Passage for review:
►
The Consequences of Short Attention Spans

By TOM PURCELL

July 16, 2015
Thursday AM


SitNews - Get this: The average human being now has a shorter attention span than a goldfish.

According to a new study from Microsoft Corp., reports Time, average people lose concentration after about 8 seconds, whereas the average goldfish doesn't begin losing interest until after 9 seconds. This is thanks to the effects of "an increasingly digitalized lifestyle on the brain."

At least I think that is what the article said. I lost interest and never finished it.

In any event, the report finds that "Heavy multi-screeners find it difficult to filter out irrelevant stimuli — they're more easily distracted by multiple streams of media."

Which explains a lot about the lack of critical thinking these days.

Remember when President Obama successfully used several vague platitudes to win two elections? All he had to do was promise hope and change and people started fainting in the aisles.

He convinced many low-information voters that he would be their savior. He'd achieve peace with Iran through the force of his charming personality. He'd pull our troops out of Iraq and all would be grand. He'd provide health care for all and it would cost lots less than we had been paying!

And the low-info, short-attention-span crowd bought his zeal hook, line and sinker.



Iran Nuclear Deal
By Rick McKee ©2015, The Augusta Chronicle


Now Iran is outsmarting him at every step and, no small number of experts fear, his efforts are expediting, rather than inhibiting, Iran's goal of getting a nuke.
◄
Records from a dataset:
►
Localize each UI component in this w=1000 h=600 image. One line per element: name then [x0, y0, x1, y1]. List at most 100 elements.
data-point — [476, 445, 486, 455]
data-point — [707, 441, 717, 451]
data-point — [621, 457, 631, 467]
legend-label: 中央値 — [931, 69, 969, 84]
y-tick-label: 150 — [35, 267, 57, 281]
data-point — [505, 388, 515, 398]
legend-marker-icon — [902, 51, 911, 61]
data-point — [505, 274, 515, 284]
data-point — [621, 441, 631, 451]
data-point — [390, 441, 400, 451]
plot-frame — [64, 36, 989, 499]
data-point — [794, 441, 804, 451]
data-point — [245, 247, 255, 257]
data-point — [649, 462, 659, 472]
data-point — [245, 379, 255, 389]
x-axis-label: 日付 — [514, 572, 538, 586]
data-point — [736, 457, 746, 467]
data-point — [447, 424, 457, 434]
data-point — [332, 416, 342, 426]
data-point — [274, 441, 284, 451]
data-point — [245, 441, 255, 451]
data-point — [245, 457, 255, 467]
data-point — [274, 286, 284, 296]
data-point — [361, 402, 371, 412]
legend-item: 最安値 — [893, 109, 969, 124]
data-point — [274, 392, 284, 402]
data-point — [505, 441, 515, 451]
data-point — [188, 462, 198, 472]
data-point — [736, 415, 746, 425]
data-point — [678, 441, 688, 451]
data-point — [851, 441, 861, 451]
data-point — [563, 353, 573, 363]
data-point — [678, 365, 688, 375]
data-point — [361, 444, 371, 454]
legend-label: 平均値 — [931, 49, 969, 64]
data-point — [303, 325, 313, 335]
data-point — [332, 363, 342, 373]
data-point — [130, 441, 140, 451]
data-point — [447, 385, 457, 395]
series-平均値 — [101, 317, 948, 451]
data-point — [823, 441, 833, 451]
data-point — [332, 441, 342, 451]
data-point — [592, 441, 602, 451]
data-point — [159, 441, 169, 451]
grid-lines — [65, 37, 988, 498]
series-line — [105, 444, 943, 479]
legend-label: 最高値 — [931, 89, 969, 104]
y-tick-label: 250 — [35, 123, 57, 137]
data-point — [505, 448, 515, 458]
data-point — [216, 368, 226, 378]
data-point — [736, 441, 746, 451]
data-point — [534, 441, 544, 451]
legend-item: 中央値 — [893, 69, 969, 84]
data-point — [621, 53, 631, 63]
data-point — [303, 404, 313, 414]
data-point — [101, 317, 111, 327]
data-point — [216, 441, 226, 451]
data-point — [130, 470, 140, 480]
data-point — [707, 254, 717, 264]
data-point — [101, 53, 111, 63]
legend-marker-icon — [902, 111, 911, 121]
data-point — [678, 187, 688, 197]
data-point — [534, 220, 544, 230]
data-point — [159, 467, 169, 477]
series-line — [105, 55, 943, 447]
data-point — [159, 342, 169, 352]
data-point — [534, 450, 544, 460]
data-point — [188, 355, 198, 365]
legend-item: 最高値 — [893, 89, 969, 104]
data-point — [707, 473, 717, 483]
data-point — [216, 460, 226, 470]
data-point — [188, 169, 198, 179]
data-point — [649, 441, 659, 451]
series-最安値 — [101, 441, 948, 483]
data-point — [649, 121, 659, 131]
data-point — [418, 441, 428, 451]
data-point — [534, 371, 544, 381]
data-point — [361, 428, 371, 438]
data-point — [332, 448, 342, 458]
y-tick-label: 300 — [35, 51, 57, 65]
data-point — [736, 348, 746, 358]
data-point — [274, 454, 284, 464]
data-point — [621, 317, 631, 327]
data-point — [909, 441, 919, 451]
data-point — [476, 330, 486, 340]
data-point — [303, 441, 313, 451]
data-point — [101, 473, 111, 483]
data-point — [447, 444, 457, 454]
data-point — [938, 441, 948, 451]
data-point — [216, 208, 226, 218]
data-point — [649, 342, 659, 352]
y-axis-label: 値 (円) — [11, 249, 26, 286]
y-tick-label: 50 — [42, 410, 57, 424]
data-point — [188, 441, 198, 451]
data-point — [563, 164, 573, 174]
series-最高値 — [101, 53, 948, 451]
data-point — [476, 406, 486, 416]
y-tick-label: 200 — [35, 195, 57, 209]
◄
Task to carry out: Quote the column on attention spans word for word, everything from "In any event, the" down to "had been paying!".

Finished exercise:
In any event, the report finds that "Heavy multi-screeners find it difficult to filter out irrelevant stimuli — they're more easily distracted by multiple streams of media."

Which explains a lot about the lack of critical thinking these days.

Remember when President Obama successfully used several vague platitudes to win two elections? All he had to do was promise hope and change and people started fainting in the aisles.

He convinced many low-information voters that he would be their savior. He'd achieve peace with Iran through the force of his charming personality. He'd pull our troops out of Iraq and all would be grand. He'd provide health care for all and it would cost lots less than we had been paying!